* Begin Source material *

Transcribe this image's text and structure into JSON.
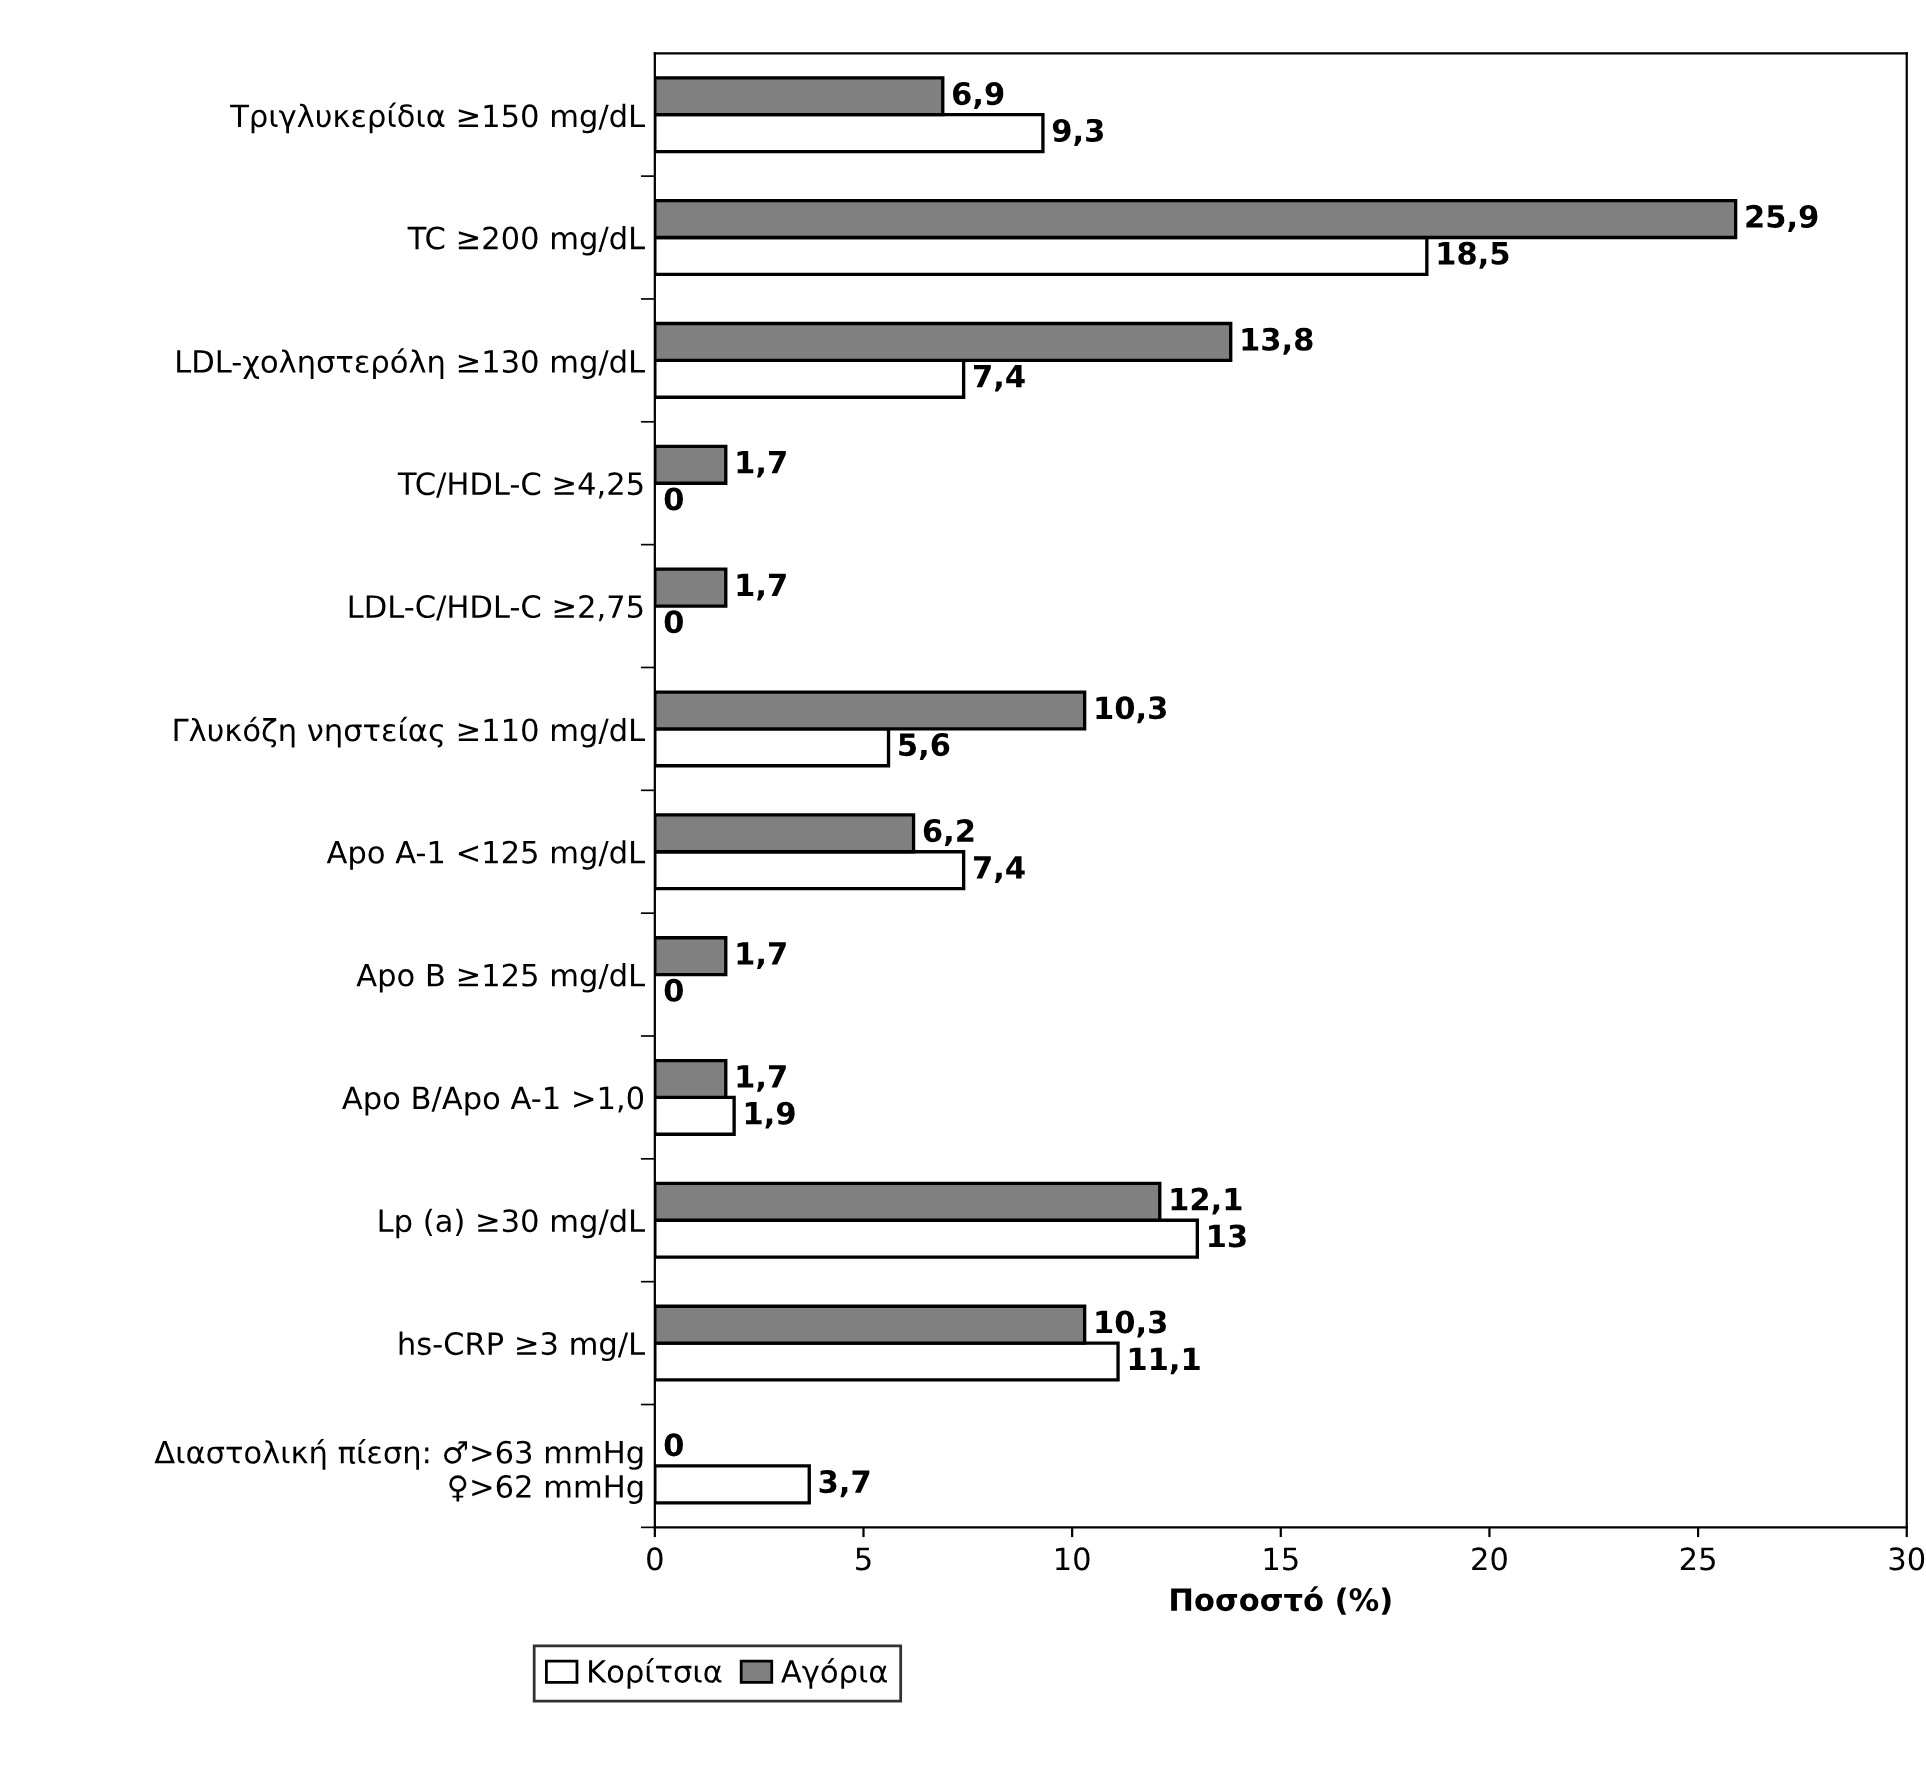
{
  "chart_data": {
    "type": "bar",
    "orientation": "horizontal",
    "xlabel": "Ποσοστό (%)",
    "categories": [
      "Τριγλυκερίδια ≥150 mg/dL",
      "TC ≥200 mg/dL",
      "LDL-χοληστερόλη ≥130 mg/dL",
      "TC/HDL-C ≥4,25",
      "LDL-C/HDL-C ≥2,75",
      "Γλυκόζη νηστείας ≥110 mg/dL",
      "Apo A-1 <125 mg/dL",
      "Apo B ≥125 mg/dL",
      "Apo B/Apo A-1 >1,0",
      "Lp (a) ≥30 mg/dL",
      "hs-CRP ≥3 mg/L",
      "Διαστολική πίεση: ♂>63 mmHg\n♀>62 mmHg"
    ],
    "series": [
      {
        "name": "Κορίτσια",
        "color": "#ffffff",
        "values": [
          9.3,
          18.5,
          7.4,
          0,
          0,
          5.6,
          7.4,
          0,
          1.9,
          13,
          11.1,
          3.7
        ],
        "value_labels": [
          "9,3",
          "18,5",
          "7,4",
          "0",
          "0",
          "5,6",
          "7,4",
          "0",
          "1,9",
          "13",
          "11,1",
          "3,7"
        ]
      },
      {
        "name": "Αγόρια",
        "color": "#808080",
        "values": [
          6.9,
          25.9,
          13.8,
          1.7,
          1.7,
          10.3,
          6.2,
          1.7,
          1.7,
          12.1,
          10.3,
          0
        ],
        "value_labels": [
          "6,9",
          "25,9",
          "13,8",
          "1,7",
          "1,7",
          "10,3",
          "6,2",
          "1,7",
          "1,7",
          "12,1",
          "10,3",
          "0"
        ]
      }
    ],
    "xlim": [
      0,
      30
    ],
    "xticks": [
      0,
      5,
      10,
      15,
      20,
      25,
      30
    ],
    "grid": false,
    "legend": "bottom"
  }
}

* End Source material *

| Work to do |
Transcribe the entries above verbatim, omitting their pictures.

| Task result |
Transcribe this image's text and structure into JSON.
{
  "chart_data": {
    "type": "bar",
    "orientation": "horizontal",
    "xlabel": "Ποσοστό (%)",
    "categories": [
      "Τριγλυκερίδια ≥150 mg/dL",
      "TC ≥200 mg/dL",
      "LDL-χοληστερόλη ≥130 mg/dL",
      "TC/HDL-C ≥4,25",
      "LDL-C/HDL-C ≥2,75",
      "Γλυκόζη νηστείας ≥110 mg/dL",
      "Apo A-1 <125 mg/dL",
      "Apo B ≥125 mg/dL",
      "Apo B/Apo A-1 >1,0",
      "Lp (a) ≥30 mg/dL",
      "hs-CRP ≥3 mg/L",
      "Διαστολική πίεση: ♂>63 mmHg\n♀>62 mmHg"
    ],
    "series": [
      {
        "name": "Κορίτσια",
        "color": "#ffffff",
        "values": [
          9.3,
          18.5,
          7.4,
          0,
          0,
          5.6,
          7.4,
          0,
          1.9,
          13,
          11.1,
          3.7
        ],
        "value_labels": [
          "9,3",
          "18,5",
          "7,4",
          "0",
          "0",
          "5,6",
          "7,4",
          "0",
          "1,9",
          "13",
          "11,1",
          "3,7"
        ]
      },
      {
        "name": "Αγόρια",
        "color": "#808080",
        "values": [
          6.9,
          25.9,
          13.8,
          1.7,
          1.7,
          10.3,
          6.2,
          1.7,
          1.7,
          12.1,
          10.3,
          0
        ],
        "value_labels": [
          "6,9",
          "25,9",
          "13,8",
          "1,7",
          "1,7",
          "10,3",
          "6,2",
          "1,7",
          "1,7",
          "12,1",
          "10,3",
          "0"
        ]
      }
    ],
    "xlim": [
      0,
      30
    ],
    "xticks": [
      0,
      5,
      10,
      15,
      20,
      25,
      30
    ],
    "grid": false,
    "legend": "bottom"
  }
}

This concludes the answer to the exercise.